Problem description
Hunt for the word "scene" across the entries below, copying each line that holds it.

Stored items from a collection
··········

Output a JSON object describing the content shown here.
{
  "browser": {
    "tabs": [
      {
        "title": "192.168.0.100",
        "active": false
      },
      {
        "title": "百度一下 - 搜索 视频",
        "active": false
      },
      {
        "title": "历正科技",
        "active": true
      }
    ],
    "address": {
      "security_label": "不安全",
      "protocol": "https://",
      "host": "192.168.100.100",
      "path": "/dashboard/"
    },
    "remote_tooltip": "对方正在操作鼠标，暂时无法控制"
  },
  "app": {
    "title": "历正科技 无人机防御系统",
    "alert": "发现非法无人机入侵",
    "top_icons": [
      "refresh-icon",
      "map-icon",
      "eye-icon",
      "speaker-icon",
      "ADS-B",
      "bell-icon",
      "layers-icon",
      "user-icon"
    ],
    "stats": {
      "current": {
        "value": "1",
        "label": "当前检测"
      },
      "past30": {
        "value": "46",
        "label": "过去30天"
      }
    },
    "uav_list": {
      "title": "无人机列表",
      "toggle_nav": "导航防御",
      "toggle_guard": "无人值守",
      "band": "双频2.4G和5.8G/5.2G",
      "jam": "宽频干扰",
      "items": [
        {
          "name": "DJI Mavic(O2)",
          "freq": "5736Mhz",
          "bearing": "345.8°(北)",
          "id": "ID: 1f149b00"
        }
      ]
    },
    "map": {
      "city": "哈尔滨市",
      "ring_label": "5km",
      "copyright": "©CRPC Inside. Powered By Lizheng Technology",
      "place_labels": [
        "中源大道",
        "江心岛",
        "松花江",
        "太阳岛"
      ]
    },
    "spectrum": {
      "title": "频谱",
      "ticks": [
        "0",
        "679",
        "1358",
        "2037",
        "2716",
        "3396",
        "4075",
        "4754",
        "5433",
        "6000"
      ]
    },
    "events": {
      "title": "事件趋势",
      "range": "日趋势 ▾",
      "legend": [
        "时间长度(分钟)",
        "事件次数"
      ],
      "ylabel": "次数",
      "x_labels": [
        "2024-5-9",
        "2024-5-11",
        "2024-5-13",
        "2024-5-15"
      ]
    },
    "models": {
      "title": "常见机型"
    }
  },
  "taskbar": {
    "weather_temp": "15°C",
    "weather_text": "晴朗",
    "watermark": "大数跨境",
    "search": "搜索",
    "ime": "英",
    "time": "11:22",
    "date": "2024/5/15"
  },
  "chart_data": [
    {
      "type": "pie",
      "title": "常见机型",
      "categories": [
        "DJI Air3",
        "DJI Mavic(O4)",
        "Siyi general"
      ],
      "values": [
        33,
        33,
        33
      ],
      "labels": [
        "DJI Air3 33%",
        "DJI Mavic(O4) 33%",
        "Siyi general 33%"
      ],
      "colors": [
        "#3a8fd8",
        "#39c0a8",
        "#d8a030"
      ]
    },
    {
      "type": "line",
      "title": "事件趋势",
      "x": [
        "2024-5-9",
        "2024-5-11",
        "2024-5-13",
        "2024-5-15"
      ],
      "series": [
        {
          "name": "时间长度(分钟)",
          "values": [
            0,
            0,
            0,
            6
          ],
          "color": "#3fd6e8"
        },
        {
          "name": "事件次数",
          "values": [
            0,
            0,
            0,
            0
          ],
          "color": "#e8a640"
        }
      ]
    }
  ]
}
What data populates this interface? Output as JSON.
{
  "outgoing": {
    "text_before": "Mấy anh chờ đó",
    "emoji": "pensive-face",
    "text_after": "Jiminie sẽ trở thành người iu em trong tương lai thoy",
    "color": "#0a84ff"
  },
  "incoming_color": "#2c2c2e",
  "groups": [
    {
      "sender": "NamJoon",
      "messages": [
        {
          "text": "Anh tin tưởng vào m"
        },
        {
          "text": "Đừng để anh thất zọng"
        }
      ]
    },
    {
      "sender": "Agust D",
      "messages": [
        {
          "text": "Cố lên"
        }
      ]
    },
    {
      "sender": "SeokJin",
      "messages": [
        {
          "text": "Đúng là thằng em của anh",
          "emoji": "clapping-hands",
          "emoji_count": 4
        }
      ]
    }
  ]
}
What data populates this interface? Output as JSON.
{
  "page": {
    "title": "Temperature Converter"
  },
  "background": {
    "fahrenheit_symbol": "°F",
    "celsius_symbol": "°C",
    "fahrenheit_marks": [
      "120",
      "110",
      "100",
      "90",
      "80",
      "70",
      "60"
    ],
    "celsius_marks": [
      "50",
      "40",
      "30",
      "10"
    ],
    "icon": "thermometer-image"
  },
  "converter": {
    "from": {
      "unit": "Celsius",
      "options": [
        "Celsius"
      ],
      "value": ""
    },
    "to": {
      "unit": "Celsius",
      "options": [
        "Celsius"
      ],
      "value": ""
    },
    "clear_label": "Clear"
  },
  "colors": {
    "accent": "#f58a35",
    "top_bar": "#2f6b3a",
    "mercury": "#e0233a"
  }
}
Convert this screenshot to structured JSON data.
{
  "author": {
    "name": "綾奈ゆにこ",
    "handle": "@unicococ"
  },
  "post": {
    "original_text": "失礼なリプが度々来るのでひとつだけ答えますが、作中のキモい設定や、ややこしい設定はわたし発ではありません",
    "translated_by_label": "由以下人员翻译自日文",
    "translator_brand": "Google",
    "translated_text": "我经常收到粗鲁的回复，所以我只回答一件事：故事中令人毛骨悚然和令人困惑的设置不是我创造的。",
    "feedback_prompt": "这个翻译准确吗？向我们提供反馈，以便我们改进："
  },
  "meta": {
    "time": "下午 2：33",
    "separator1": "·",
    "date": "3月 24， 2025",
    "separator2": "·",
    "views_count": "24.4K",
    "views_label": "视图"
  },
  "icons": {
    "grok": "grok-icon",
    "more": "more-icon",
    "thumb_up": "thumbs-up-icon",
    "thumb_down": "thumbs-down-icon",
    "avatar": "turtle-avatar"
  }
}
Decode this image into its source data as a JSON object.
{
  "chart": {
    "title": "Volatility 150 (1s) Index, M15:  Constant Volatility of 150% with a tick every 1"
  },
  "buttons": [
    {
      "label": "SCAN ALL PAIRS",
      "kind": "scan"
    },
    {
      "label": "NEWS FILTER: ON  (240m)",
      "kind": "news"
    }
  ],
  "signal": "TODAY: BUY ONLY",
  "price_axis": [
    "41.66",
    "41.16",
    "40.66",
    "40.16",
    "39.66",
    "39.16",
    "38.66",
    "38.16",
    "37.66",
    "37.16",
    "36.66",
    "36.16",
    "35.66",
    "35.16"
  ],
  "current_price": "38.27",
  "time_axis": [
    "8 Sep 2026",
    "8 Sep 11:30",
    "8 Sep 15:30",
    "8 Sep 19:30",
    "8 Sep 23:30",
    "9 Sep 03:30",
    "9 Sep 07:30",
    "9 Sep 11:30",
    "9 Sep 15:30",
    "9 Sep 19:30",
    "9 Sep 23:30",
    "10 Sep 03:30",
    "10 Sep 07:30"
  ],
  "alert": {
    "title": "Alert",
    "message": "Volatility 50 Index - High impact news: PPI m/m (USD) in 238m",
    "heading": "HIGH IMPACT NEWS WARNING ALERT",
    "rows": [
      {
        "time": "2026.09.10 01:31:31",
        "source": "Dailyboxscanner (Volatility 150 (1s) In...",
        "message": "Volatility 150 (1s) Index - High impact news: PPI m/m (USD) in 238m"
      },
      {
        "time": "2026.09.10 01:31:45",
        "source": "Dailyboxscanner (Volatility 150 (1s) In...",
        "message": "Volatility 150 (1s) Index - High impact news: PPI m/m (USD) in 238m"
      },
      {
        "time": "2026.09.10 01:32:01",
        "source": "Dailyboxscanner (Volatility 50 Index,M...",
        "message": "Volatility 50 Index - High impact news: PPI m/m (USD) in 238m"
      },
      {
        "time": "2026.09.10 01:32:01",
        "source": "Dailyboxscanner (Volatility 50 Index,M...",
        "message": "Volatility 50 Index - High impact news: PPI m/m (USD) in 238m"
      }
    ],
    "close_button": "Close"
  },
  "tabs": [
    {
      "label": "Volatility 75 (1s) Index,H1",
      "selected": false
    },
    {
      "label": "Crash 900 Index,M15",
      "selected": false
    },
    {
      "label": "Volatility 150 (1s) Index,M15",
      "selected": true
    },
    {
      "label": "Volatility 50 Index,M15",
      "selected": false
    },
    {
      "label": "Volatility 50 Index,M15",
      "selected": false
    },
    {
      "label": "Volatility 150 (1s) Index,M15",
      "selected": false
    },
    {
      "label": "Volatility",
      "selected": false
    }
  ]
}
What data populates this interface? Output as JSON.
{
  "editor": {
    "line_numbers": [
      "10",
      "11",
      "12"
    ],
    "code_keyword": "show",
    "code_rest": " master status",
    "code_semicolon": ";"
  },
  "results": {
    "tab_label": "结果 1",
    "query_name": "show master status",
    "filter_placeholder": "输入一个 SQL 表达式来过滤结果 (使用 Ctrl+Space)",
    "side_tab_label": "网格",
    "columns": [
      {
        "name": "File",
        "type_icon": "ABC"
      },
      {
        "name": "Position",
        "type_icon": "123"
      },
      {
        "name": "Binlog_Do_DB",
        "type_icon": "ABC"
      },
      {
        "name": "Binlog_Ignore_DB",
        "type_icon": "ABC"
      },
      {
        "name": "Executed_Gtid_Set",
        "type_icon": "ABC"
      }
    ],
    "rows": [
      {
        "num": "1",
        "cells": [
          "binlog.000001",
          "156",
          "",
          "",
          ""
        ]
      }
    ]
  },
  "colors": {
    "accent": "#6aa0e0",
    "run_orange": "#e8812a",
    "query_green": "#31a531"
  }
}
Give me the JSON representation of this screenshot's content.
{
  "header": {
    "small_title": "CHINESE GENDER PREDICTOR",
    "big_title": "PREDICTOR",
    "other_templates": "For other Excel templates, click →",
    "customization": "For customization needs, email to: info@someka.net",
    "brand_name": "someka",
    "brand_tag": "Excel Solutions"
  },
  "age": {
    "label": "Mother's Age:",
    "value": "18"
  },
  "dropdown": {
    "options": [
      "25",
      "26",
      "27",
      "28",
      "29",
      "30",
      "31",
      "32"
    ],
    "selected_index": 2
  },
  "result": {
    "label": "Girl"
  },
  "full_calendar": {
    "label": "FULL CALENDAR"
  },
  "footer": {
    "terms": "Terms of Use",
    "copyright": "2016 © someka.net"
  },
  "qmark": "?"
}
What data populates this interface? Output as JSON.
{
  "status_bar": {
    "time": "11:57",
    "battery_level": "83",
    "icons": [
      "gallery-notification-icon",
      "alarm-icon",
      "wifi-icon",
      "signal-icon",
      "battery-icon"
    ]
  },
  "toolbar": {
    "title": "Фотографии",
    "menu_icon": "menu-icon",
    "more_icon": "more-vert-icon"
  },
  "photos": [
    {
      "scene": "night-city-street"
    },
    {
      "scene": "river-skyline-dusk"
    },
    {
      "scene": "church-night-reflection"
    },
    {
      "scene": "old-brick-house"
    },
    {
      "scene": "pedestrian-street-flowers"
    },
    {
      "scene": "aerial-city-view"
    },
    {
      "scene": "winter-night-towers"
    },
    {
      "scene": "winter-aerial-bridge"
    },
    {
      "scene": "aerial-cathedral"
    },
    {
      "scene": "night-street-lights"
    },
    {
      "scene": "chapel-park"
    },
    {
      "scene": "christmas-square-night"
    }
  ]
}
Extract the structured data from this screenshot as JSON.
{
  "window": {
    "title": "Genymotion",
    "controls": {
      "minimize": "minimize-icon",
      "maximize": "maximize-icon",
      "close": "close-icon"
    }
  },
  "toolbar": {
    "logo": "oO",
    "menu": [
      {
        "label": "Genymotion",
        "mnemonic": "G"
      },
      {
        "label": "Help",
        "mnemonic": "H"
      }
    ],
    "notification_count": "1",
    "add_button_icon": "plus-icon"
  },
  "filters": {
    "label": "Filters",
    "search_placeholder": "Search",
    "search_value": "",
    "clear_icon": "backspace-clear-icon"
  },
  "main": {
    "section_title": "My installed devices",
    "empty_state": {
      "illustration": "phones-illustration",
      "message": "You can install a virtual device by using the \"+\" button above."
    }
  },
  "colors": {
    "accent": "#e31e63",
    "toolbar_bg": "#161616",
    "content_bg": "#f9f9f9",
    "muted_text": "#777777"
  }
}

··········

Exercise response
      "scene": "night-city-street"
      "scene": "river-skyline-dusk"
      "scene": "church-night-reflection"
      "scene": "old-brick-house"
      "scene": "pedestrian-street-flowers"
      "scene": "aerial-city-view"
      "scene": "winter-night-towers"
      "scene": "winter-aerial-bridge"
      "scene": "aerial-cathedral"
      "scene": "night-street-lights"
      "scene": "chapel-park"
      "scene": "christmas-square-night"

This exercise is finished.